━━ DATA EXCERPTS ━━

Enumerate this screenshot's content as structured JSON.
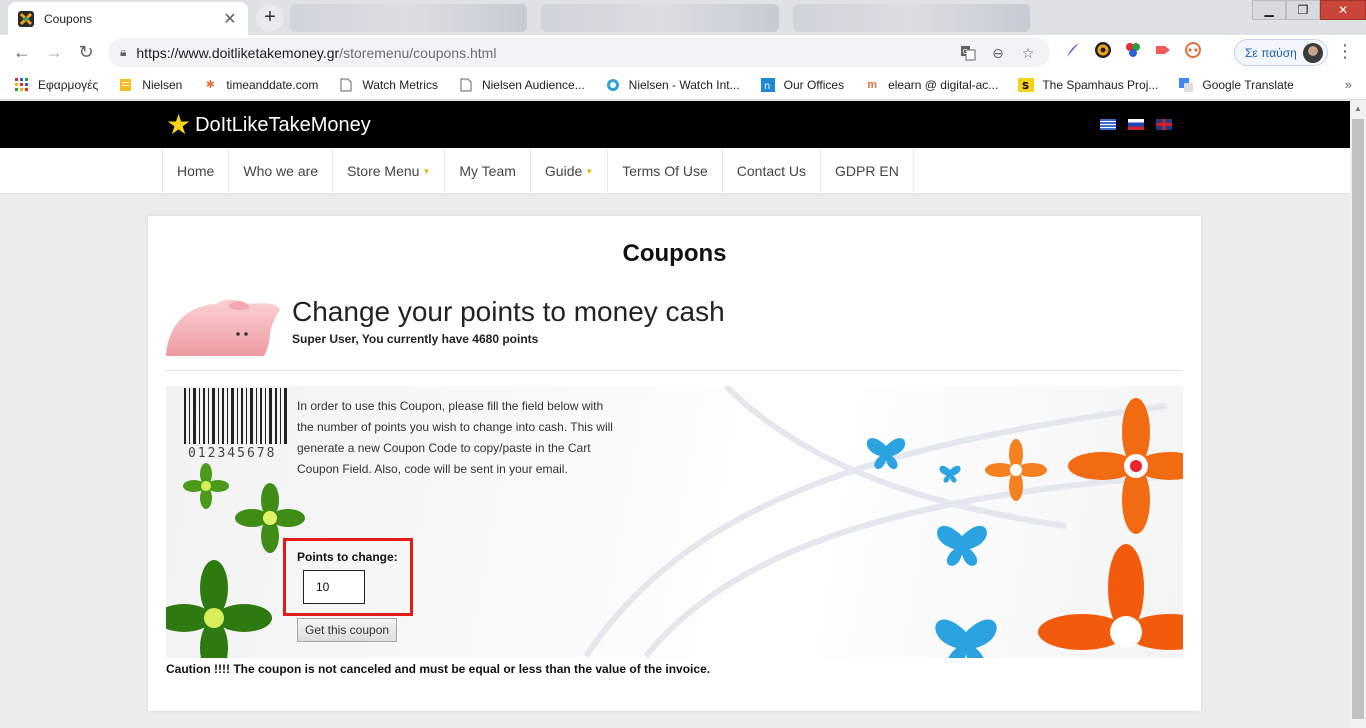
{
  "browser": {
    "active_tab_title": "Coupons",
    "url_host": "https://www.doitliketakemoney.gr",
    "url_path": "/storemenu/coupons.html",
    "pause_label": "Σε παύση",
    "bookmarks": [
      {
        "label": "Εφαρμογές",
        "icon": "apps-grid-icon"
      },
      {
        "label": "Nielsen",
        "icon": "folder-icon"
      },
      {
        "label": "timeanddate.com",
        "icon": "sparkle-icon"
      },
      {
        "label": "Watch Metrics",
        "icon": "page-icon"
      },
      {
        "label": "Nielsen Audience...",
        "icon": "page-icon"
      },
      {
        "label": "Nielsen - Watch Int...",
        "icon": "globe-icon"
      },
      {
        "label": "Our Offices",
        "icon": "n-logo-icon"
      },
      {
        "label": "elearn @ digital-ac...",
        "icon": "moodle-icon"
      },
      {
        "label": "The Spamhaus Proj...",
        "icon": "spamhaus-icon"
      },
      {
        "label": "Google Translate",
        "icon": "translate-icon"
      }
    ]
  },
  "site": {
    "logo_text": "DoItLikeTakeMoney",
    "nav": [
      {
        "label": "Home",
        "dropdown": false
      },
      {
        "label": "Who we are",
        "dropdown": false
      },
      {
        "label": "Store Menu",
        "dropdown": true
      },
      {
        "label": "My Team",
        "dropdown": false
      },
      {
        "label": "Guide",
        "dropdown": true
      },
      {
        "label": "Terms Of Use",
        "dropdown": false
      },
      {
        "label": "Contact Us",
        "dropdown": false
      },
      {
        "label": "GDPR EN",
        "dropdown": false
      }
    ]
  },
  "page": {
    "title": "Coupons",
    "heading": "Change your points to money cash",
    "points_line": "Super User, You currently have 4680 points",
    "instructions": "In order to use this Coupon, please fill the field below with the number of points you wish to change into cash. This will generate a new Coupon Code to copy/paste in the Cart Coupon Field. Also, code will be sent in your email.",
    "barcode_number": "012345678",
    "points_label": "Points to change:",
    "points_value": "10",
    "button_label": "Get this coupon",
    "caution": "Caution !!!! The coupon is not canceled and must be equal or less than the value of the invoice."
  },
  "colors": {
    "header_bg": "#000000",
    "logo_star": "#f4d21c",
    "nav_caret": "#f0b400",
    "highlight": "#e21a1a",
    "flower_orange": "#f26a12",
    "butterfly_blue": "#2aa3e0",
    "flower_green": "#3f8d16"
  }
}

━━━

■ **WHAT THIS TASK INVOLVES**
Copy every line of the data exactly as written, excluding the pictures.

■ **ANSWER TO THIS PROBLEM**
Enumerate this screenshot's content as structured JSON.
{
  "browser": {
    "active_tab_title": "Coupons",
    "url_host": "https://www.doitliketakemoney.gr",
    "url_path": "/storemenu/coupons.html",
    "pause_label": "Σε παύση",
    "bookmarks": [
      {
        "label": "Εφαρμογές",
        "icon": "apps-grid-icon"
      },
      {
        "label": "Nielsen",
        "icon": "folder-icon"
      },
      {
        "label": "timeanddate.com",
        "icon": "sparkle-icon"
      },
      {
        "label": "Watch Metrics",
        "icon": "page-icon"
      },
      {
        "label": "Nielsen Audience...",
        "icon": "page-icon"
      },
      {
        "label": "Nielsen - Watch Int...",
        "icon": "globe-icon"
      },
      {
        "label": "Our Offices",
        "icon": "n-logo-icon"
      },
      {
        "label": "elearn @ digital-ac...",
        "icon": "moodle-icon"
      },
      {
        "label": "The Spamhaus Proj...",
        "icon": "spamhaus-icon"
      },
      {
        "label": "Google Translate",
        "icon": "translate-icon"
      }
    ]
  },
  "site": {
    "logo_text": "DoItLikeTakeMoney",
    "nav": [
      {
        "label": "Home",
        "dropdown": false
      },
      {
        "label": "Who we are",
        "dropdown": false
      },
      {
        "label": "Store Menu",
        "dropdown": true
      },
      {
        "label": "My Team",
        "dropdown": false
      },
      {
        "label": "Guide",
        "dropdown": true
      },
      {
        "label": "Terms Of Use",
        "dropdown": false
      },
      {
        "label": "Contact Us",
        "dropdown": false
      },
      {
        "label": "GDPR EN",
        "dropdown": false
      }
    ]
  },
  "page": {
    "title": "Coupons",
    "heading": "Change your points to money cash",
    "points_line": "Super User, You currently have 4680 points",
    "instructions": "In order to use this Coupon, please fill the field below with the number of points you wish to change into cash. This will generate a new Coupon Code to copy/paste in the Cart Coupon Field. Also, code will be sent in your email.",
    "barcode_number": "012345678",
    "points_label": "Points to change:",
    "points_value": "10",
    "button_label": "Get this coupon",
    "caution": "Caution !!!! The coupon is not canceled and must be equal or less than the value of the invoice."
  },
  "colors": {
    "header_bg": "#000000",
    "logo_star": "#f4d21c",
    "nav_caret": "#f0b400",
    "highlight": "#e21a1a",
    "flower_orange": "#f26a12",
    "butterfly_blue": "#2aa3e0",
    "flower_green": "#3f8d16"
  }
}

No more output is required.